EXERCISE PROMPT> Transcribe all of the records word for word, but omit the pictures.

- - -

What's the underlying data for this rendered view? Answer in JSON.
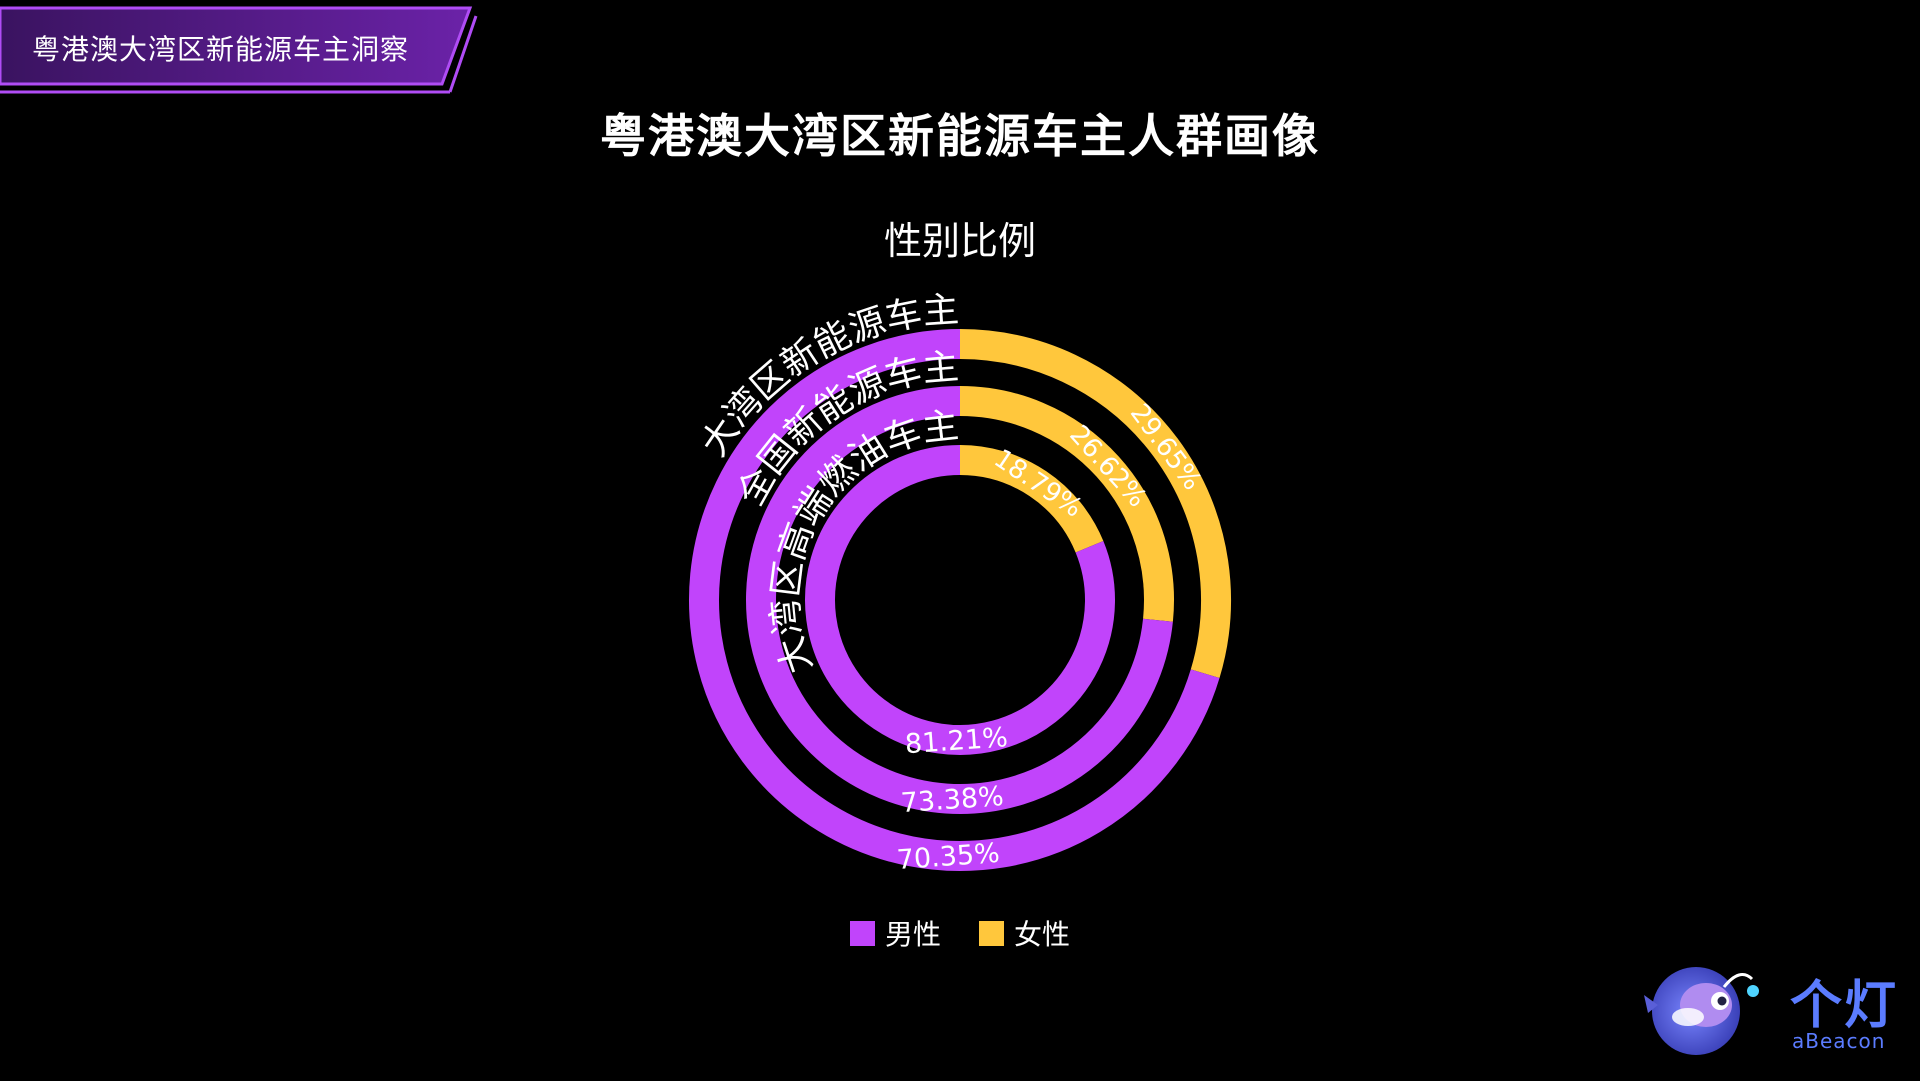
{
  "section_tag": {
    "label": "粤港澳大湾区新能源车主洞察"
  },
  "page_title": "粤港澳大湾区新能源车主人群画像",
  "colors": {
    "male": "#C144FB",
    "female": "#FFC73C",
    "accent": "#8E2DDB",
    "background": "#000000",
    "brand": "#5B7CFF"
  },
  "brand": {
    "name": "个灯",
    "sub": "aBeacon",
    "icon": "anglerfish-mascot-icon"
  },
  "chart_data": {
    "type": "pie",
    "subtype": "multi-ring-donut",
    "title": "性别比例",
    "categories": [
      "男性",
      "女性"
    ],
    "legend_position": "bottom",
    "series": [
      {
        "name": "大湾区新能源车主",
        "values": [
          70.35,
          29.65
        ],
        "labels": [
          "70.35%",
          "29.65%"
        ]
      },
      {
        "name": "全国新能源车主",
        "values": [
          73.38,
          26.62
        ],
        "labels": [
          "73.38%",
          "26.62%"
        ]
      },
      {
        "name": "大湾区高端燃油车主",
        "values": [
          81.21,
          18.79
        ],
        "labels": [
          "81.21%",
          "18.79%"
        ]
      }
    ]
  }
}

- - -

CORRECT OUTPUT>
What's the underlying data for this rendered view? Answer in JSON.
{
  "section_tag": {
    "label": "粤港澳大湾区新能源车主洞察"
  },
  "page_title": "粤港澳大湾区新能源车主人群画像",
  "colors": {
    "male": "#C144FB",
    "female": "#FFC73C",
    "accent": "#8E2DDB",
    "background": "#000000",
    "brand": "#5B7CFF"
  },
  "brand": {
    "name": "个灯",
    "sub": "aBeacon",
    "icon": "anglerfish-mascot-icon"
  },
  "chart_data": {
    "type": "pie",
    "subtype": "multi-ring-donut",
    "title": "性别比例",
    "categories": [
      "男性",
      "女性"
    ],
    "legend_position": "bottom",
    "series": [
      {
        "name": "大湾区新能源车主",
        "values": [
          70.35,
          29.65
        ],
        "labels": [
          "70.35%",
          "29.65%"
        ]
      },
      {
        "name": "全国新能源车主",
        "values": [
          73.38,
          26.62
        ],
        "labels": [
          "73.38%",
          "26.62%"
        ]
      },
      {
        "name": "大湾区高端燃油车主",
        "values": [
          81.21,
          18.79
        ],
        "labels": [
          "81.21%",
          "18.79%"
        ]
      }
    ]
  }
}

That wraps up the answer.